Instructions to follow: Transcribe every line, keeping it exact.

Information given:
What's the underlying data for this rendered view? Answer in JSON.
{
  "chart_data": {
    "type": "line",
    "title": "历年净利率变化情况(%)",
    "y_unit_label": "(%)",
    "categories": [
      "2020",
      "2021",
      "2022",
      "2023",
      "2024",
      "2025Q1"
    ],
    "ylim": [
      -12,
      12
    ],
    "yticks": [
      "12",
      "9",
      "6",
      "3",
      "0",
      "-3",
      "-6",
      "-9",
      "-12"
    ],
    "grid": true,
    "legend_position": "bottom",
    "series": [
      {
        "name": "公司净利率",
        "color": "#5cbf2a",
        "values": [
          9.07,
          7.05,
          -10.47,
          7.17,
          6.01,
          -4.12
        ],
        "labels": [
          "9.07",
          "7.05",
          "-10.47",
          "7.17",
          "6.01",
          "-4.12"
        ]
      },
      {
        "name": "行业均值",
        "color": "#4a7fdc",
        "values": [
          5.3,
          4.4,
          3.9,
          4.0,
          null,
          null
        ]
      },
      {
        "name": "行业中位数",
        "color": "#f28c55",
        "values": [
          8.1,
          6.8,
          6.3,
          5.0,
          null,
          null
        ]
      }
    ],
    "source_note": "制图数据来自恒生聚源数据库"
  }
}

Exercise result:
What's the underlying data for this rendered view? Answer in JSON.
{
  "chart_data": {
    "type": "line",
    "title": "历年净利率变化情况(%)",
    "y_unit_label": "(%)",
    "categories": [
      "2020",
      "2021",
      "2022",
      "2023",
      "2024",
      "2025Q1"
    ],
    "ylim": [
      -12,
      12
    ],
    "yticks": [
      "12",
      "9",
      "6",
      "3",
      "0",
      "-3",
      "-6",
      "-9",
      "-12"
    ],
    "grid": true,
    "legend_position": "bottom",
    "series": [
      {
        "name": "公司净利率",
        "color": "#5cbf2a",
        "values": [
          9.07,
          7.05,
          -10.47,
          7.17,
          6.01,
          -4.12
        ],
        "labels": [
          "9.07",
          "7.05",
          "-10.47",
          "7.17",
          "6.01",
          "-4.12"
        ]
      },
      {
        "name": "行业均值",
        "color": "#4a7fdc",
        "values": [
          5.3,
          4.4,
          3.9,
          4.0,
          null,
          null
        ]
      },
      {
        "name": "行业中位数",
        "color": "#f28c55",
        "values": [
          8.1,
          6.8,
          6.3,
          5.0,
          null,
          null
        ]
      }
    ],
    "source_note": "制图数据来自恒生聚源数据库"
  }
}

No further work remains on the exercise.